*Short problem:*
Reproduce every line of the data below word for word, with nothing added, dropped, or changed.

*Extracted material:*
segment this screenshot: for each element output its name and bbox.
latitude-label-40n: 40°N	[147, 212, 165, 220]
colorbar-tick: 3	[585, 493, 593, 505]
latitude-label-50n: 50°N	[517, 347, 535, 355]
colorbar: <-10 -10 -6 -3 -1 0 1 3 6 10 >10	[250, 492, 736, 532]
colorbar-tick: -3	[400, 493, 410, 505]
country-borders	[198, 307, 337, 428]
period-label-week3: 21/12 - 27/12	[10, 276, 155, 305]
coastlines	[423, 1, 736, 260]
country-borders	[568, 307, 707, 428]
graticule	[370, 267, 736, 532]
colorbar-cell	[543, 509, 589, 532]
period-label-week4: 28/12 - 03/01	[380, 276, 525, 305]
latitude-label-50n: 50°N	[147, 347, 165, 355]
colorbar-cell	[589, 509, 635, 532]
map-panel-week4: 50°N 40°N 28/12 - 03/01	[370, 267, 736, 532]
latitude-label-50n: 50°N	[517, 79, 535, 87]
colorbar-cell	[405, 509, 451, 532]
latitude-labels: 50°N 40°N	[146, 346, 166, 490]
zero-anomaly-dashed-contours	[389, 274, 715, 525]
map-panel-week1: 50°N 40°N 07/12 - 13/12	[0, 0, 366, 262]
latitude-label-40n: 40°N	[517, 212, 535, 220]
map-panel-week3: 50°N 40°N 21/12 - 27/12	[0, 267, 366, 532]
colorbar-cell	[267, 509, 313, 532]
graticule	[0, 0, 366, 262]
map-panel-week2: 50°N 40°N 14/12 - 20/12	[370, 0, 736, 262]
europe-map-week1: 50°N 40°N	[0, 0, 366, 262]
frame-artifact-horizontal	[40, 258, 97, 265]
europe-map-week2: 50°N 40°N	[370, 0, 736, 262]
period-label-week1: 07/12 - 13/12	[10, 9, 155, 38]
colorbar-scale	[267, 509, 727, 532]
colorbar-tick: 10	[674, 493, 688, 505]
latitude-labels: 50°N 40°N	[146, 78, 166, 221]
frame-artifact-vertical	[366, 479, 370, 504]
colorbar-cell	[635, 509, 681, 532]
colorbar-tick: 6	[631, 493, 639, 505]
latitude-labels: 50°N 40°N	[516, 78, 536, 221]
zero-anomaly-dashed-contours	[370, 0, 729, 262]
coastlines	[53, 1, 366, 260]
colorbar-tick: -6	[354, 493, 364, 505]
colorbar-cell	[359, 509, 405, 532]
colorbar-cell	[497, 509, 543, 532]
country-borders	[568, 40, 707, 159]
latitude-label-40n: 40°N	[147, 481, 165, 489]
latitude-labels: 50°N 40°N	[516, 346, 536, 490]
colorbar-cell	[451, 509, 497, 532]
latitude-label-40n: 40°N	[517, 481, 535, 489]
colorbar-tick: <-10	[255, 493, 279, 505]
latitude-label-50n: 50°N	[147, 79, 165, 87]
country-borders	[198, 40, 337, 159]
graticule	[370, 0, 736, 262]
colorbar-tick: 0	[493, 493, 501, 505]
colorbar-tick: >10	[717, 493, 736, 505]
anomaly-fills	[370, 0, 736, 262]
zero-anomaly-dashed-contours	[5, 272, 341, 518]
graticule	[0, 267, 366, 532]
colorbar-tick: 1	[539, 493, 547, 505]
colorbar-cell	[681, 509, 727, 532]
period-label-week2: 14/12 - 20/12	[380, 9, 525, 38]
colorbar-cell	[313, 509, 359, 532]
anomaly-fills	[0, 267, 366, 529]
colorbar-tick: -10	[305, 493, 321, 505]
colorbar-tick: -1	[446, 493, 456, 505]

*Worked answer:*
segment this screenshot: for each element output its name and bbox.
latitude-label-40n: 40°N	[147, 212, 165, 220]
colorbar-tick: 3	[585, 493, 593, 505]
latitude-label-50n: 50°N	[517, 347, 535, 355]
colorbar: <-10 -10 -6 -3 -1 0 1 3 6 10 >10	[250, 492, 736, 532]
colorbar-tick: -3	[400, 493, 410, 505]
country-borders	[198, 307, 337, 428]
period-label-week3: 21/12 - 27/12	[10, 276, 155, 305]
coastlines	[423, 1, 736, 260]
country-borders	[568, 307, 707, 428]
graticule	[370, 267, 736, 532]
colorbar-cell	[543, 509, 589, 532]
period-label-week4: 28/12 - 03/01	[380, 276, 525, 305]
latitude-label-50n: 50°N	[147, 347, 165, 355]
colorbar-cell	[589, 509, 635, 532]
map-panel-week4: 50°N 40°N 28/12 - 03/01	[370, 267, 736, 532]
latitude-label-50n: 50°N	[517, 79, 535, 87]
colorbar-cell	[405, 509, 451, 532]
latitude-labels: 50°N 40°N	[146, 346, 166, 490]
zero-anomaly-dashed-contours	[389, 274, 715, 525]
map-panel-week1: 50°N 40°N 07/12 - 13/12	[0, 0, 366, 262]
latitude-label-40n: 40°N	[517, 212, 535, 220]
map-panel-week3: 50°N 40°N 21/12 - 27/12	[0, 267, 366, 532]
colorbar-cell	[267, 509, 313, 532]
graticule	[0, 0, 366, 262]
map-panel-week2: 50°N 40°N 14/12 - 20/12	[370, 0, 736, 262]
europe-map-week1: 50°N 40°N	[0, 0, 366, 262]
frame-artifact-horizontal	[40, 258, 97, 265]
europe-map-week2: 50°N 40°N	[370, 0, 736, 262]
period-label-week1: 07/12 - 13/12	[10, 9, 155, 38]
colorbar-scale	[267, 509, 727, 532]
colorbar-tick: 10	[674, 493, 688, 505]
latitude-labels: 50°N 40°N	[146, 78, 166, 221]
frame-artifact-vertical	[366, 479, 370, 504]
colorbar-cell	[635, 509, 681, 532]
colorbar-tick: 6	[631, 493, 639, 505]
latitude-labels: 50°N 40°N	[516, 78, 536, 221]
zero-anomaly-dashed-contours	[370, 0, 729, 262]
coastlines	[53, 1, 366, 260]
colorbar-tick: -6	[354, 493, 364, 505]
colorbar-cell	[359, 509, 405, 532]
colorbar-cell	[497, 509, 543, 532]
country-borders	[568, 40, 707, 159]
latitude-label-40n: 40°N	[147, 481, 165, 489]
latitude-labels: 50°N 40°N	[516, 346, 536, 490]
colorbar-cell	[451, 509, 497, 532]
latitude-label-40n: 40°N	[517, 481, 535, 489]
colorbar-tick: <-10	[255, 493, 279, 505]
latitude-label-50n: 50°N	[147, 79, 165, 87]
country-borders	[198, 40, 337, 159]
graticule	[370, 0, 736, 262]
colorbar-tick: 0	[493, 493, 501, 505]
colorbar-tick: >10	[717, 493, 736, 505]
anomaly-fills	[370, 0, 736, 262]
zero-anomaly-dashed-contours	[5, 272, 341, 518]
graticule	[0, 267, 366, 532]
colorbar-tick: 1	[539, 493, 547, 505]
colorbar-cell	[681, 509, 727, 532]
period-label-week2: 14/12 - 20/12	[380, 9, 525, 38]
colorbar-cell	[313, 509, 359, 532]
anomaly-fills	[0, 267, 366, 529]
colorbar-tick: -10	[305, 493, 321, 505]
colorbar-tick: -1	[446, 493, 456, 505]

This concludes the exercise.